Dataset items
# # # #

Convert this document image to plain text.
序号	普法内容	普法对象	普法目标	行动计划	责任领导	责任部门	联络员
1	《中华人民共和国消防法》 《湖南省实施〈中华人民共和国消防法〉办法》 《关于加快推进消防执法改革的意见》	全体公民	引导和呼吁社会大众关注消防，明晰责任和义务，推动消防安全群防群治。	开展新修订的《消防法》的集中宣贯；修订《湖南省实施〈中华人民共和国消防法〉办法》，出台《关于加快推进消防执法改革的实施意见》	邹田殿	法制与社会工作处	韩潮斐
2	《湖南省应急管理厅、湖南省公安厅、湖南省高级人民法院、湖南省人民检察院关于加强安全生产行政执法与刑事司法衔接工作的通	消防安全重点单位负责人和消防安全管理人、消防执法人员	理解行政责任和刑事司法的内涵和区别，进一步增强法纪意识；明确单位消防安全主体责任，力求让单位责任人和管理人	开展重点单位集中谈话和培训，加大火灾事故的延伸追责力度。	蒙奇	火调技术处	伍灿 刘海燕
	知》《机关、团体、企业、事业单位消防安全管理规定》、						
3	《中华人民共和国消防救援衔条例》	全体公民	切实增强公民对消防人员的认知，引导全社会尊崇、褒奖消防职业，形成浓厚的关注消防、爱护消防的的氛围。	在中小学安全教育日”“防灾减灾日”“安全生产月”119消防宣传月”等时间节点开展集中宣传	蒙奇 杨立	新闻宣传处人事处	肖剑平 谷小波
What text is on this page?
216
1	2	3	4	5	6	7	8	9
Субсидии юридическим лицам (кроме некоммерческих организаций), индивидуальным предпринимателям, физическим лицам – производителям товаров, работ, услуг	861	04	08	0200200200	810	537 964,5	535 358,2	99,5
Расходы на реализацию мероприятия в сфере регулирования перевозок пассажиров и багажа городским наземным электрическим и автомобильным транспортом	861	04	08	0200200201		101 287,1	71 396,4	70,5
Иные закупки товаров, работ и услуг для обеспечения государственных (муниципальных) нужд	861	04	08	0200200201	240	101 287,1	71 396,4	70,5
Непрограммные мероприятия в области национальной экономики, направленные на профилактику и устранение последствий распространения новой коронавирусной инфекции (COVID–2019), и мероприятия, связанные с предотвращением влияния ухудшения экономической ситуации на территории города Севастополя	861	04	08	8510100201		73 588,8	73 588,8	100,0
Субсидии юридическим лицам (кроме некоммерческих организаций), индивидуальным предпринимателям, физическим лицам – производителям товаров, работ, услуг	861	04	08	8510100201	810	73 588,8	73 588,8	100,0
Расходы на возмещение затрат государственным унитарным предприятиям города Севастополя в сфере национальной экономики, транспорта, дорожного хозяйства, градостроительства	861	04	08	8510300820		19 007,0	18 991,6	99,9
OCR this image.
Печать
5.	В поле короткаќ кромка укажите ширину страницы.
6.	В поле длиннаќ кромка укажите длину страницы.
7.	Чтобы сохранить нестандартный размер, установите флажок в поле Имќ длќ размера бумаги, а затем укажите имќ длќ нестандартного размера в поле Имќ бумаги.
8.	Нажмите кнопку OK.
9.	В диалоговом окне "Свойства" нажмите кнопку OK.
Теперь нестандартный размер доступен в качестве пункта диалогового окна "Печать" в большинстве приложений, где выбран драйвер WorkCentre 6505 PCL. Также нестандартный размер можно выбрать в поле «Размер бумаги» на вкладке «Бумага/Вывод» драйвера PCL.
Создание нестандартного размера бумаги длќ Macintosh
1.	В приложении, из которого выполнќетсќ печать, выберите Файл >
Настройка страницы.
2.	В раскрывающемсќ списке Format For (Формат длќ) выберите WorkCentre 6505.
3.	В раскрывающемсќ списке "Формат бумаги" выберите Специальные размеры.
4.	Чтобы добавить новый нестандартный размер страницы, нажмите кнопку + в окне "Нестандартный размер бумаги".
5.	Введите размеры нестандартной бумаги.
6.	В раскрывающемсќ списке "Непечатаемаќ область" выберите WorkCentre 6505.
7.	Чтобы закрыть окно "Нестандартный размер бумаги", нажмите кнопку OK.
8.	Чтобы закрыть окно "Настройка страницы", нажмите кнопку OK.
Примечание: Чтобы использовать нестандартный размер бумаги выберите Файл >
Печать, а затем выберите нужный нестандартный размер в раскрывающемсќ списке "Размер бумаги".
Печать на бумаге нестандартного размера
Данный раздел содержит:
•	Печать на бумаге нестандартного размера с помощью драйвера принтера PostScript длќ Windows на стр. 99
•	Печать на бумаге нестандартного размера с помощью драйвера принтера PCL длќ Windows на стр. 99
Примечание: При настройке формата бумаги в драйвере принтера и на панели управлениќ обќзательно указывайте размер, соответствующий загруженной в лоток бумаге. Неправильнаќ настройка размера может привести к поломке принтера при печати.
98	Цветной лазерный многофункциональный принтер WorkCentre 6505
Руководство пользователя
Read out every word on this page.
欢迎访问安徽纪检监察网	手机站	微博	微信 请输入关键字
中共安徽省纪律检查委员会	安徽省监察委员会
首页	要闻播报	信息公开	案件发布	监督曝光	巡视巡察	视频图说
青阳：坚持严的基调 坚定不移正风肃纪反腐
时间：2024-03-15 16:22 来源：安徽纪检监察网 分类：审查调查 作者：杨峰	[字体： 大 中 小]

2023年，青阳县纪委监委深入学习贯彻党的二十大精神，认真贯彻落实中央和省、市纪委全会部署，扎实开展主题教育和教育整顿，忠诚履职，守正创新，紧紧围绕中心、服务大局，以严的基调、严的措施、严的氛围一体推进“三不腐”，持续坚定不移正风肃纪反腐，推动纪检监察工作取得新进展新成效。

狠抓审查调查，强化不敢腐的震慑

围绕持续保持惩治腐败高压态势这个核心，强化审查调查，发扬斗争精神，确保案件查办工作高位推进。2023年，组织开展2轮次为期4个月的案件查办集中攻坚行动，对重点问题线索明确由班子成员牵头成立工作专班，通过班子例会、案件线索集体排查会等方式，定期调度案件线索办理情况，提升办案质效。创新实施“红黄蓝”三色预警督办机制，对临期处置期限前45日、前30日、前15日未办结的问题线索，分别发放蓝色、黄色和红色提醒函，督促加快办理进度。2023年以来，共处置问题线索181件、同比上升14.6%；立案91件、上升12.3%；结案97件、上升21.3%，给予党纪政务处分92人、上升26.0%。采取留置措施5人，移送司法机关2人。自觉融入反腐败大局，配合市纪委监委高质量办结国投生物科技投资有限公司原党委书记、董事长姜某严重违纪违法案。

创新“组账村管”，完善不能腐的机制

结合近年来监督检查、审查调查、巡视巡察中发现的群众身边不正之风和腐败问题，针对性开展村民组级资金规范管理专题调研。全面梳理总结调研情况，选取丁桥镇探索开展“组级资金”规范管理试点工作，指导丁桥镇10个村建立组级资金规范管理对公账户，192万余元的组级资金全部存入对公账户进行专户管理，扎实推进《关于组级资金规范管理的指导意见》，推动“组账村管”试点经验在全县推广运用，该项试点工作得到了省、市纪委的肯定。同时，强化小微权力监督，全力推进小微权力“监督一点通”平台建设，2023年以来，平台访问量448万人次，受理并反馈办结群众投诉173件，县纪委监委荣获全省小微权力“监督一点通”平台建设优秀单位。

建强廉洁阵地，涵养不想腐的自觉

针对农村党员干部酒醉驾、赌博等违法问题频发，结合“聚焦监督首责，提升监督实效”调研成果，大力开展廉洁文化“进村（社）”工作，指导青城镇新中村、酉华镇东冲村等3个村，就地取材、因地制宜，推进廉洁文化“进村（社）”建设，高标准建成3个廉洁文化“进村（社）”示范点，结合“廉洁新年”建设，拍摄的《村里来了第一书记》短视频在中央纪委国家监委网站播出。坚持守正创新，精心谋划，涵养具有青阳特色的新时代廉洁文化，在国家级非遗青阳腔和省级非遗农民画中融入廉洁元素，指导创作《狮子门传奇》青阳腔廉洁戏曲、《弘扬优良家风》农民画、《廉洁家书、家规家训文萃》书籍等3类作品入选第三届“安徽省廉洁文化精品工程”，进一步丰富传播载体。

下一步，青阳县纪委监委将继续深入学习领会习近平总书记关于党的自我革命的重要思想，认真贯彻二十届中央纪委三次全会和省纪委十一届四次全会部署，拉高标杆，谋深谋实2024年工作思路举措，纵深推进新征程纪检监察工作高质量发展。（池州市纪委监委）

# # # #

## Exercise brief
Find and copy each line above that includes the string "text".

## Written response
Convert this document image to plain text.
What text is on this page?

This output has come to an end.